◆ **Records provided**:
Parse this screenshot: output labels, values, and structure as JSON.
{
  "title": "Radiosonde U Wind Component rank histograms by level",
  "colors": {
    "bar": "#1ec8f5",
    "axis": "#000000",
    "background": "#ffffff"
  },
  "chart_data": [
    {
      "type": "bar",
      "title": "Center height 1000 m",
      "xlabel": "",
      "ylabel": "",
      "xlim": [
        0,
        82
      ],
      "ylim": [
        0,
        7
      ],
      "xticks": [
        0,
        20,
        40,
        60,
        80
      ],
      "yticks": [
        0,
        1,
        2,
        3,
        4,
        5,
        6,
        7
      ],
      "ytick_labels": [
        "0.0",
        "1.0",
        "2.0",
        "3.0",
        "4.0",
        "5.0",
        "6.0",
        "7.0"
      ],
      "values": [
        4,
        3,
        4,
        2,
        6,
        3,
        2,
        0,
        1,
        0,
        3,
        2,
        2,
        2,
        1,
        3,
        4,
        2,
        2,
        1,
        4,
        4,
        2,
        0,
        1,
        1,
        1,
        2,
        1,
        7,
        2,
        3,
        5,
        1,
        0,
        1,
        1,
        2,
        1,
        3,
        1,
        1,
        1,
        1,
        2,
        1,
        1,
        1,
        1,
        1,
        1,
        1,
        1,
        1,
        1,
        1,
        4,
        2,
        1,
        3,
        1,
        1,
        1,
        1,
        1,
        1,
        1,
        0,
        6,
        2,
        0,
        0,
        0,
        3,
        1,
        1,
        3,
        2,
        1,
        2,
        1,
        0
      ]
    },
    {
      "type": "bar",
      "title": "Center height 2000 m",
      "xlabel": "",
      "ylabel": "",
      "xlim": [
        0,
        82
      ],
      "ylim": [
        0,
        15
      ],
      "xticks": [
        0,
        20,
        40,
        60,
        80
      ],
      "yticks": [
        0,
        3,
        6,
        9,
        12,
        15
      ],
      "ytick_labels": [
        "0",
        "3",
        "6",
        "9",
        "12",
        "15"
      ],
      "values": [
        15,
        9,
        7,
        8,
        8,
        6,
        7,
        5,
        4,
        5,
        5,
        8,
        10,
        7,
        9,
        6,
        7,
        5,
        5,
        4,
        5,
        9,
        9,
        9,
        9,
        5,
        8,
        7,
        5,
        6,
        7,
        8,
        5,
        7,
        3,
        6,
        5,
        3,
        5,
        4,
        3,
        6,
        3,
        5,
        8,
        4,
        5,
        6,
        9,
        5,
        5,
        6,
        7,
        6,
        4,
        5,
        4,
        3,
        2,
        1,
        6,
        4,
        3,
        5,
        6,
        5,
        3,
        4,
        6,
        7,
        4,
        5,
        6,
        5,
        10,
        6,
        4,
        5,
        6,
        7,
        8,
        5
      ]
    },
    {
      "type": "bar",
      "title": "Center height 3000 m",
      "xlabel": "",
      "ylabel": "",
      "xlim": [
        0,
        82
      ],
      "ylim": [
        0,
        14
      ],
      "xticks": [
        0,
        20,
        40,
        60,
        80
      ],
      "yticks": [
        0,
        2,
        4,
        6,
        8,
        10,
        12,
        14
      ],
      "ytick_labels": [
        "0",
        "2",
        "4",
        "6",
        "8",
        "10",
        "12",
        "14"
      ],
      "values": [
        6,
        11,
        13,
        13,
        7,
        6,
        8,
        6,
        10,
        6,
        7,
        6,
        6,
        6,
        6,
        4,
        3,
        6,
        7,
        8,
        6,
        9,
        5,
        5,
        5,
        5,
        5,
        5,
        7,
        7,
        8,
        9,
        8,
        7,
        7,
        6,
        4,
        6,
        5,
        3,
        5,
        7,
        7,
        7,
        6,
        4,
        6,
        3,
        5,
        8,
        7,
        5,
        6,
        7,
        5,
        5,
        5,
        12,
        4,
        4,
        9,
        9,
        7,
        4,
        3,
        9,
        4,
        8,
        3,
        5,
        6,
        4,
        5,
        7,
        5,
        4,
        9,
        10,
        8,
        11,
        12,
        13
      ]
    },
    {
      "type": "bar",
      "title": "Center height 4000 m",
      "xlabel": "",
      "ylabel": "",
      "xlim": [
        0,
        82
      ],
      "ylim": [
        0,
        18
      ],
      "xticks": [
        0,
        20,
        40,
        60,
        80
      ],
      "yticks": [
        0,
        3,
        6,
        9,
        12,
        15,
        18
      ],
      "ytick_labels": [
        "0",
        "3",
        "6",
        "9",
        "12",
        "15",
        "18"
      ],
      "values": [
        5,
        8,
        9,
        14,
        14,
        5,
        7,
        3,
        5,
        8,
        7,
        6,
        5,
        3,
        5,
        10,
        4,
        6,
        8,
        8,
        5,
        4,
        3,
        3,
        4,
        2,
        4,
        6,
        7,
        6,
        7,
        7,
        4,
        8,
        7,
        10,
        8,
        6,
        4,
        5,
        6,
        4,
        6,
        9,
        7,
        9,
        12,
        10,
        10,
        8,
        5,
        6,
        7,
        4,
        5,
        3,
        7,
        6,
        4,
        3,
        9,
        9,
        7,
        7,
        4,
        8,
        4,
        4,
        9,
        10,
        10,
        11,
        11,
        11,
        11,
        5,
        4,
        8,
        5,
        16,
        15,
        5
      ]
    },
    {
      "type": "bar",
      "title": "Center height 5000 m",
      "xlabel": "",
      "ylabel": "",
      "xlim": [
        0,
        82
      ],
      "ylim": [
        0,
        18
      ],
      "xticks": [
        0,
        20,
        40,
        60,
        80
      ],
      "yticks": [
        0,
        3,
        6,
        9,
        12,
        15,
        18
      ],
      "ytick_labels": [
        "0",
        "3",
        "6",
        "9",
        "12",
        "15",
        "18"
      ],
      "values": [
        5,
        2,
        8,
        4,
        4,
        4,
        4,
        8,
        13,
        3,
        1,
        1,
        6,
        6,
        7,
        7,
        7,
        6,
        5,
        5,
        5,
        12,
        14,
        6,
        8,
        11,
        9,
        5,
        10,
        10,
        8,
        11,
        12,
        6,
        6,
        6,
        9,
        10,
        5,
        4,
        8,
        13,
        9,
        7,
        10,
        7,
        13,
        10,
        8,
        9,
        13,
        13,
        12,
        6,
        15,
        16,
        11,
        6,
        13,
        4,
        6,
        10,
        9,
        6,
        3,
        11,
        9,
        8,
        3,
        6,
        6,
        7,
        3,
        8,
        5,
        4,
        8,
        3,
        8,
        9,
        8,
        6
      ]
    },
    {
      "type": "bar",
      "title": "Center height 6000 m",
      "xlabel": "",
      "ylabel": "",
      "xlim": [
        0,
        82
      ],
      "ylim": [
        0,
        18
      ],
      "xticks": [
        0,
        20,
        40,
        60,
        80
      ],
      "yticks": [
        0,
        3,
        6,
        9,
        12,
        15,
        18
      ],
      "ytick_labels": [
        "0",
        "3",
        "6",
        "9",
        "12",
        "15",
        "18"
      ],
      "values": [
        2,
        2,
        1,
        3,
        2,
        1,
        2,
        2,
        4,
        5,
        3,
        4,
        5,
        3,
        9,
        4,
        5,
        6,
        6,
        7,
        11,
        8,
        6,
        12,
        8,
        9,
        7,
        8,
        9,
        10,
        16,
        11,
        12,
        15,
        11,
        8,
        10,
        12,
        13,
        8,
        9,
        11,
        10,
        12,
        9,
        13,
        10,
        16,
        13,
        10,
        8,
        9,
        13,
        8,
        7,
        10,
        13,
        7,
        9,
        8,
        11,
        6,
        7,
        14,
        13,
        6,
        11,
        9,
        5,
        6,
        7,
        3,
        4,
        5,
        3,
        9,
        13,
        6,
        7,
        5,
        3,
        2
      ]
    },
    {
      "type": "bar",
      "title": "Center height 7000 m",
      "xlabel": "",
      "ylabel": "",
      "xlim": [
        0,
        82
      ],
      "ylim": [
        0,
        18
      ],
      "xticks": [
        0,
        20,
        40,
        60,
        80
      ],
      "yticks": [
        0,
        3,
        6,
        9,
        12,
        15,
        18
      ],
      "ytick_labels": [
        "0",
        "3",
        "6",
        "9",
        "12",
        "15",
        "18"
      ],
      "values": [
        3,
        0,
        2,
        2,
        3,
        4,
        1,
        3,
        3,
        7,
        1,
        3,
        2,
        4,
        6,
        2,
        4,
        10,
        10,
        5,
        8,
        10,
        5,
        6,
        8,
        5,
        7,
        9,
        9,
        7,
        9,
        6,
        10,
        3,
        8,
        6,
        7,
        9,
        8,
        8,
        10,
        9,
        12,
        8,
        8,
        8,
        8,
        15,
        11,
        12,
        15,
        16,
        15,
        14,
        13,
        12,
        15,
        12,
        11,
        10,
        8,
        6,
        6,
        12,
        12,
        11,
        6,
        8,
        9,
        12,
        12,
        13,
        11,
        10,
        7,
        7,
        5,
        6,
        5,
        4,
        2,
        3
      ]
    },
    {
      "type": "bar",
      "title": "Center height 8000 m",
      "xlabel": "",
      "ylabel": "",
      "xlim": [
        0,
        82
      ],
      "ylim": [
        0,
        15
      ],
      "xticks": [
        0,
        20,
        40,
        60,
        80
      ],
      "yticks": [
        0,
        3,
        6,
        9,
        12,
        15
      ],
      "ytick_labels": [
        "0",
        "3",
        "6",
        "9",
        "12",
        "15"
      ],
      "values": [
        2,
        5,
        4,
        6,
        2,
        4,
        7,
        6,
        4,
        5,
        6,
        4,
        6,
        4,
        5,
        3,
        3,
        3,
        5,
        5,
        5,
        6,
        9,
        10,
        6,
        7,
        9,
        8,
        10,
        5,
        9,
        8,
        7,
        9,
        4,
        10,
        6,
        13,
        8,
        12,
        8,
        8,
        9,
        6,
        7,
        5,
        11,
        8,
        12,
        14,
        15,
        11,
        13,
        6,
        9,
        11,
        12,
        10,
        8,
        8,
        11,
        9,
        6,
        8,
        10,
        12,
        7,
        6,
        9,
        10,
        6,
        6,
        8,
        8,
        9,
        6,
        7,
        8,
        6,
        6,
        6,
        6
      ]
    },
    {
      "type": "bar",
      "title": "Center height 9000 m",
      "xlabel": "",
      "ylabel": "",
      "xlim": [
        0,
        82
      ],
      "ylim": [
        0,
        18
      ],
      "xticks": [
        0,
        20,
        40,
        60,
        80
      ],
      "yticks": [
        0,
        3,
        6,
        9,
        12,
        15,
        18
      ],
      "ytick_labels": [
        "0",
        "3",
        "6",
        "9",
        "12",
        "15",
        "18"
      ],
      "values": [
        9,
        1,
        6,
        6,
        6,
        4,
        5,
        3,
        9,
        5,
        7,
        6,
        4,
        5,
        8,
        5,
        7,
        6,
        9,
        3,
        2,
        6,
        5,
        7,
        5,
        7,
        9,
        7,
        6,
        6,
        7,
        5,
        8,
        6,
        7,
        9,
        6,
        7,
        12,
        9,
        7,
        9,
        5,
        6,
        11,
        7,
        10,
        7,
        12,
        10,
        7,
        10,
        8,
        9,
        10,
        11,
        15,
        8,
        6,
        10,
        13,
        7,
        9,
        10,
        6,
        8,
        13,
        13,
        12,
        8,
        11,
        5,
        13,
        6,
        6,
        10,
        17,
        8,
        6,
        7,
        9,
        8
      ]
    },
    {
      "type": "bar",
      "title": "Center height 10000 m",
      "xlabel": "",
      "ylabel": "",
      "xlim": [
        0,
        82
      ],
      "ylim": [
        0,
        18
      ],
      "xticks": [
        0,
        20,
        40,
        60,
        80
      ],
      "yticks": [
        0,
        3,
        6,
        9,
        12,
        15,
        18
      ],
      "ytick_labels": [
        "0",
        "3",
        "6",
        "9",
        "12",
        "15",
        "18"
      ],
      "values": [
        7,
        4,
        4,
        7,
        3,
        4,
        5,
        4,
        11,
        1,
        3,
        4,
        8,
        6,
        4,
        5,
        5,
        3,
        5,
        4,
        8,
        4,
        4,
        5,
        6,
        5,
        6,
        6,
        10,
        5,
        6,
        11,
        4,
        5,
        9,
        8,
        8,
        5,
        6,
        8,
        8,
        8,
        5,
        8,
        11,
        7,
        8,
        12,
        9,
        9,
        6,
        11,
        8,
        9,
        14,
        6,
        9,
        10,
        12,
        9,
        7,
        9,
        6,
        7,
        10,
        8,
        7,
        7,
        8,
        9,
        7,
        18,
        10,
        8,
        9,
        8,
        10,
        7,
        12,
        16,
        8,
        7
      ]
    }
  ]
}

◆ **Aim**: Where a line contains the string "title", extract that line.

◆ **Worked solution**:
  "title": "Radiosonde U Wind Component rank histograms by level",
      "title": "Center height 1000 m",
      "title": "Center height 2000 m",
      "title": "Center height 3000 m",
      "title": "Center height 4000 m",
      "title": "Center height 5000 m",
      "title": "Center height 6000 m",
      "title": "Center height 7000 m",
      "title": "Center height 8000 m",
      "title": "Center height 9000 m",
      "title": "Center height 10000 m",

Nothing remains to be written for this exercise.